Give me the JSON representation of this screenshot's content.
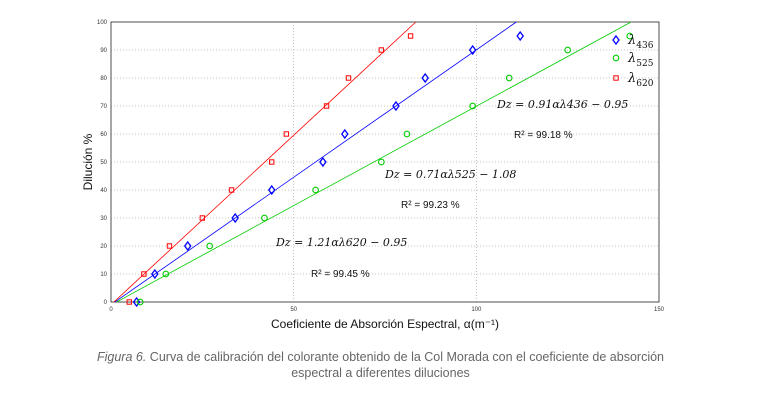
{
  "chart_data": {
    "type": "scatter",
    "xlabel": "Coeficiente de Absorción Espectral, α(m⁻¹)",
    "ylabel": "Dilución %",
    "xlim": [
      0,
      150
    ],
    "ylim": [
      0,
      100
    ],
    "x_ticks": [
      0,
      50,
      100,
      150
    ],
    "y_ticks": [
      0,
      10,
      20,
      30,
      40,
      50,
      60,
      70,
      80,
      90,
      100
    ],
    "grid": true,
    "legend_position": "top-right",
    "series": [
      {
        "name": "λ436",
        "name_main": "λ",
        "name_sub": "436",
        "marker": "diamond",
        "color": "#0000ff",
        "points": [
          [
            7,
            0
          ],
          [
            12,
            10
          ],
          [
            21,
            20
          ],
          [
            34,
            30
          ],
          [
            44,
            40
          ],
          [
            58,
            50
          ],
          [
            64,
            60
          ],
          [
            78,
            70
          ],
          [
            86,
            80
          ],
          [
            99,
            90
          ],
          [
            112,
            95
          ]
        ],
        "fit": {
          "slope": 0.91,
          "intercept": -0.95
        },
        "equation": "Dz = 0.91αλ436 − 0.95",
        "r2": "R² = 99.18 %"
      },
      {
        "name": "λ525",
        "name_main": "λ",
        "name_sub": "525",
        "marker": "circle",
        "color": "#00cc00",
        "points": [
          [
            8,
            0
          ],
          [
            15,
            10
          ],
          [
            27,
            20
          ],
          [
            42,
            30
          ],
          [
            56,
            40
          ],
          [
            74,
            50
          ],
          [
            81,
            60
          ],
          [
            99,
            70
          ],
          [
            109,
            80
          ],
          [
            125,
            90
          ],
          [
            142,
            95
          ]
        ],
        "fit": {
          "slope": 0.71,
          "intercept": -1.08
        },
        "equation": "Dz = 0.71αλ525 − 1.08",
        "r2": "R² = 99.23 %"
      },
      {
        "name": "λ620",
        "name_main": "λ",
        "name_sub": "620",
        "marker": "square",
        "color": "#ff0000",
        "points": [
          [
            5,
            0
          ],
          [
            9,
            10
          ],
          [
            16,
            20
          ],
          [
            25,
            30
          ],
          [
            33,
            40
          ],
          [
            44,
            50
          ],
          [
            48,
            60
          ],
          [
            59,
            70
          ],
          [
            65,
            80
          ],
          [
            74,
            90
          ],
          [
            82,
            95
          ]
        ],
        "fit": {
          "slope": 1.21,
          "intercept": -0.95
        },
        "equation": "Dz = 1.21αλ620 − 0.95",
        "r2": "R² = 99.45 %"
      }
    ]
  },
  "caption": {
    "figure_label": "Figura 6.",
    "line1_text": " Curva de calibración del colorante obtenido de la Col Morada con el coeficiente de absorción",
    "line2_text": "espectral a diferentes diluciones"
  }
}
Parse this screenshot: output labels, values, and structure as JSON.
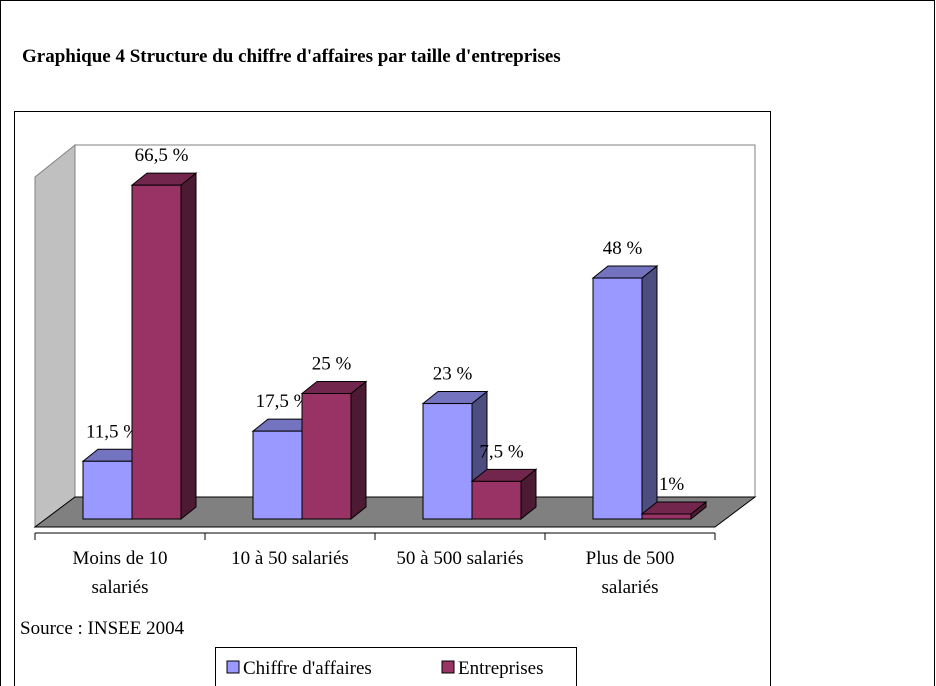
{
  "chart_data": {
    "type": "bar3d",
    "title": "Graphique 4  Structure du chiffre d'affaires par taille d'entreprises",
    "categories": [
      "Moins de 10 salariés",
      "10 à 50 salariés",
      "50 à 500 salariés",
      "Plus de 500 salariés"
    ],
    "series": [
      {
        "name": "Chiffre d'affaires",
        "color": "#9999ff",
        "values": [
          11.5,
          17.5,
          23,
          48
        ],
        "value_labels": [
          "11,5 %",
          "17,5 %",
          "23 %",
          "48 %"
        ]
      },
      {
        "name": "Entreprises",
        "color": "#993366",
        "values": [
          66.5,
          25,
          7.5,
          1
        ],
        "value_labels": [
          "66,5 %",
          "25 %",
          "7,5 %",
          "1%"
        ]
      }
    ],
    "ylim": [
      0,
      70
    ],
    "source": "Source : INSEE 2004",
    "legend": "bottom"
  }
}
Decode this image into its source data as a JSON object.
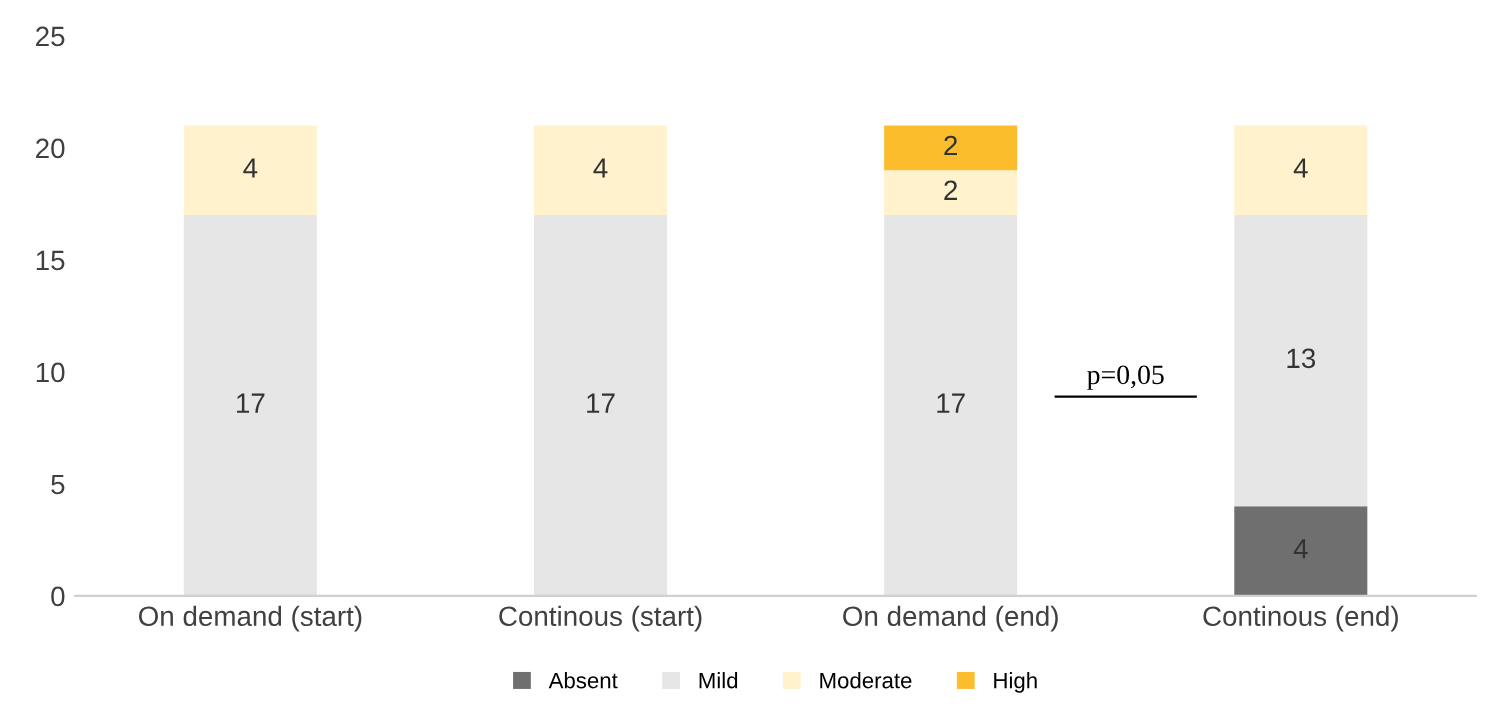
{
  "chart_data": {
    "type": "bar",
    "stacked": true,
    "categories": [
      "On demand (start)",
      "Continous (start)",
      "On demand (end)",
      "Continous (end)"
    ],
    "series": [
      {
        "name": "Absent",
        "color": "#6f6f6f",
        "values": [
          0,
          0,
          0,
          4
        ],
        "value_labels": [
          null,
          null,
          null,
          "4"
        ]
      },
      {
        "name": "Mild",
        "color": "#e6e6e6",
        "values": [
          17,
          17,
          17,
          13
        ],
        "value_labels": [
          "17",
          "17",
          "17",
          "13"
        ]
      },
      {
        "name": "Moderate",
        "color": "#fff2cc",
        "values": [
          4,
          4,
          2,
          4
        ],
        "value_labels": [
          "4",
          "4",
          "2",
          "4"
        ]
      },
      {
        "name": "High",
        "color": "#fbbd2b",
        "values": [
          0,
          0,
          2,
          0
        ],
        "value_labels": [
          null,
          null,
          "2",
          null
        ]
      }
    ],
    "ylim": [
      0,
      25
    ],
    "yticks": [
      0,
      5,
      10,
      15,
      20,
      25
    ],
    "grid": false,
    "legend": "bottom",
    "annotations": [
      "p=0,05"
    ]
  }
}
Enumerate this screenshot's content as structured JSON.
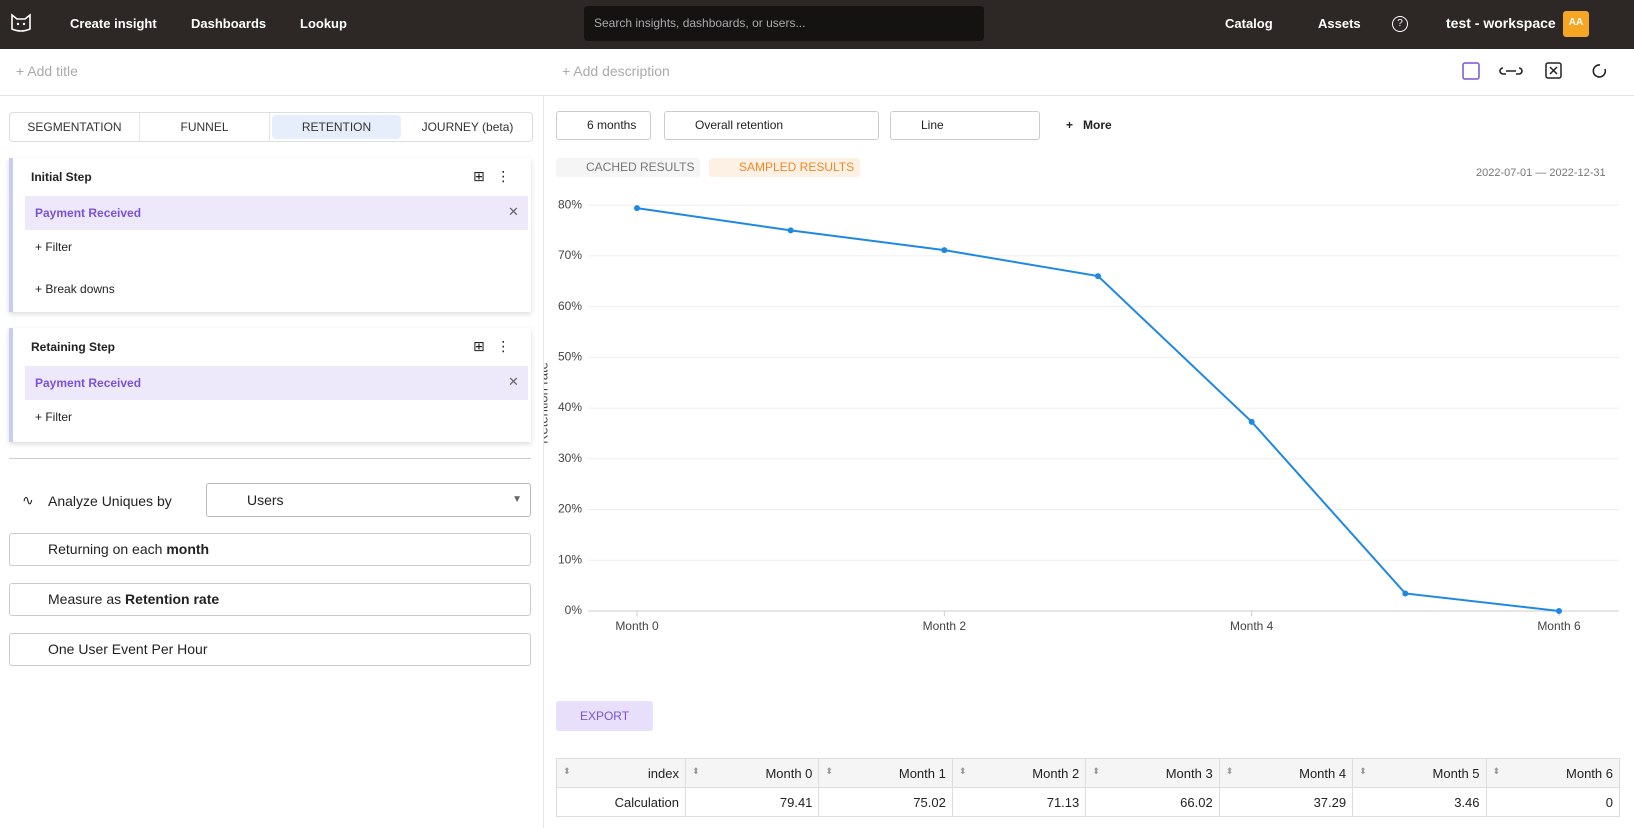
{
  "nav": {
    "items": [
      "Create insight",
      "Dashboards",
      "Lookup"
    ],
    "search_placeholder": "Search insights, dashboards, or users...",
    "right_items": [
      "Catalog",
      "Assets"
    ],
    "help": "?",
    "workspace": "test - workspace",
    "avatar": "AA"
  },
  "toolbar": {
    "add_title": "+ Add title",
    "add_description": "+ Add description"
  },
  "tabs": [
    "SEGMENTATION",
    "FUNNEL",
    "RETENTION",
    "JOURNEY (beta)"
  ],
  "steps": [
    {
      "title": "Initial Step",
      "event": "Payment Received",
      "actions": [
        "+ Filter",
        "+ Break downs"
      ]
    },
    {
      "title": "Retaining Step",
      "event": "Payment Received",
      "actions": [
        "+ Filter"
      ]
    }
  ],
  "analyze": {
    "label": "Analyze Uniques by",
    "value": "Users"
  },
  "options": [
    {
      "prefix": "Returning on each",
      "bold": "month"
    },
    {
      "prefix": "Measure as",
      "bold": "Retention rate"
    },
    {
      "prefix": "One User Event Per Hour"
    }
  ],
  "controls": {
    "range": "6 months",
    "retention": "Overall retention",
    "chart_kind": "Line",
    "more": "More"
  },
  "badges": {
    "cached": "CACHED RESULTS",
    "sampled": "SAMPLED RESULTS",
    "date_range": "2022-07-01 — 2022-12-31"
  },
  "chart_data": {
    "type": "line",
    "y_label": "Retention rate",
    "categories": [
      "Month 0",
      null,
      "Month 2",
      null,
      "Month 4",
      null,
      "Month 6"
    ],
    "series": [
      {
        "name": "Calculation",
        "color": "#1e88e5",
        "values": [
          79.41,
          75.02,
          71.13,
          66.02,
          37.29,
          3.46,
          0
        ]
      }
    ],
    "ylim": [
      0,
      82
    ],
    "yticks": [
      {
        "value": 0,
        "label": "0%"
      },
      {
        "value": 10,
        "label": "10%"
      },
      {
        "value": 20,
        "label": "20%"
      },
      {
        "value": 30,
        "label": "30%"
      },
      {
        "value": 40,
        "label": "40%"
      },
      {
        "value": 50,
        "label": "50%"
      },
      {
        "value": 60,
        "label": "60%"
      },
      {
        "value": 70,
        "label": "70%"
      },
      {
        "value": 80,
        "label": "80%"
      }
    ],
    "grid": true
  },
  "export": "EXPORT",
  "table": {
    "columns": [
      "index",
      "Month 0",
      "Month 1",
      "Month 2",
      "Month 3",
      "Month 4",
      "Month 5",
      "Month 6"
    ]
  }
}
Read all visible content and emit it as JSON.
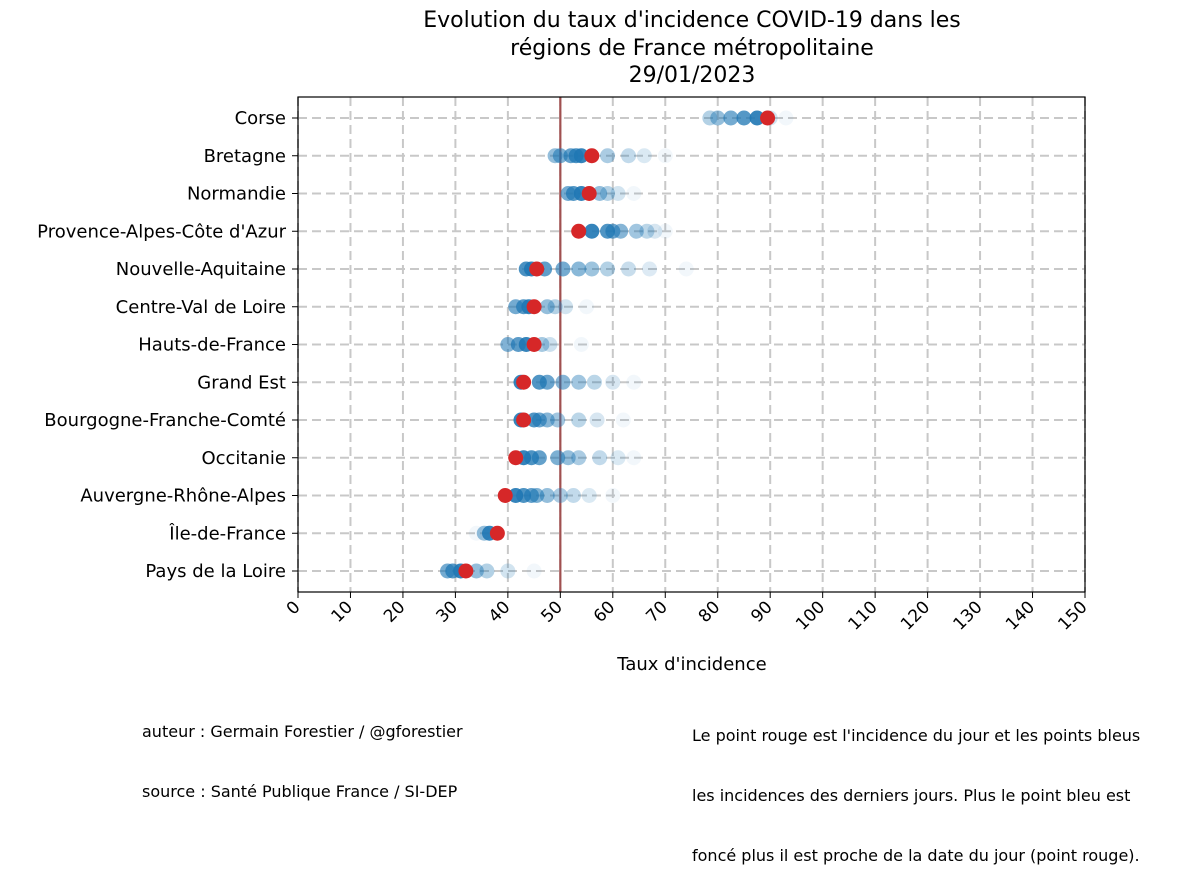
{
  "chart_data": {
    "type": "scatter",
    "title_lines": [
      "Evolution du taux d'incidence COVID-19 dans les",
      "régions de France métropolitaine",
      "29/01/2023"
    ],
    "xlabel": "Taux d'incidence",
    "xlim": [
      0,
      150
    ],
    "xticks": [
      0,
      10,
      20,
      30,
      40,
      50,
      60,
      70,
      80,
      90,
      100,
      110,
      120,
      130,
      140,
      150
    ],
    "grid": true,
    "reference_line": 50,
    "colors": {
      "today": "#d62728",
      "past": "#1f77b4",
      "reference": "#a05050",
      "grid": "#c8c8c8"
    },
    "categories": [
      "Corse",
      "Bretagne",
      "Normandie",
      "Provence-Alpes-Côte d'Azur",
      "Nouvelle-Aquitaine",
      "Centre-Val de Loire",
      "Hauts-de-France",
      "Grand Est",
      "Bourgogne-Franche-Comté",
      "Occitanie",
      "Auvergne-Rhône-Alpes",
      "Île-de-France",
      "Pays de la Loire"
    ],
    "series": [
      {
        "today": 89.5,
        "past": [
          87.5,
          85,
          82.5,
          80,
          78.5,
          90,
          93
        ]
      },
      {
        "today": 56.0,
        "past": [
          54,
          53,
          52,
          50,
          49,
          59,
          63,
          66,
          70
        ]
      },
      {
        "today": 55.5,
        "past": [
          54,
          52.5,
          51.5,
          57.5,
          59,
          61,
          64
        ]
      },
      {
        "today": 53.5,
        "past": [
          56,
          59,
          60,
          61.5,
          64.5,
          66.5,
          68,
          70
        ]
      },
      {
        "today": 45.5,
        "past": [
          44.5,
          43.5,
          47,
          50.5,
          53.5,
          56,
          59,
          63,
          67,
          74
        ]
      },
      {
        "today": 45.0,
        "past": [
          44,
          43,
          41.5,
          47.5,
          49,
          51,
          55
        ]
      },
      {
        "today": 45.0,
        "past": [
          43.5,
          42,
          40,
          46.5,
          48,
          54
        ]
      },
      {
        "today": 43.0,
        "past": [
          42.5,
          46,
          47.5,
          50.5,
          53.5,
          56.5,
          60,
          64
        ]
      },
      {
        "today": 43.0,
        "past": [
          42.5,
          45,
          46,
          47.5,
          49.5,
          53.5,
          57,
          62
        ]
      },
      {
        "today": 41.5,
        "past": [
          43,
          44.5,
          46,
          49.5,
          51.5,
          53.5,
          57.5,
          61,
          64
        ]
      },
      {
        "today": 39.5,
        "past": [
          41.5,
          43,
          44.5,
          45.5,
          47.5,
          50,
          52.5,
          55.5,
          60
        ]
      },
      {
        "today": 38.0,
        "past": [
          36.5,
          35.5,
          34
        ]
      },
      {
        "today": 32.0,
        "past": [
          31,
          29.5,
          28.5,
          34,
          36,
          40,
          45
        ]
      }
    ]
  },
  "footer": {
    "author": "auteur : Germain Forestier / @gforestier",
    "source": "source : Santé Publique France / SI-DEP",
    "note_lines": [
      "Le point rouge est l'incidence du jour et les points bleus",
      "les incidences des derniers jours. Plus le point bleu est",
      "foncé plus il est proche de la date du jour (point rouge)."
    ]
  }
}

---

EXERCISE INSTRUCTIONS: Search the entries for "source" and copy out each line that has it.

PROBLEM SOLUTION:
    "source": "Source : INSEE 2004",
Decode this image into its source data as a JSON object.
    "source": "source : Santé Publique France / SI-DEP",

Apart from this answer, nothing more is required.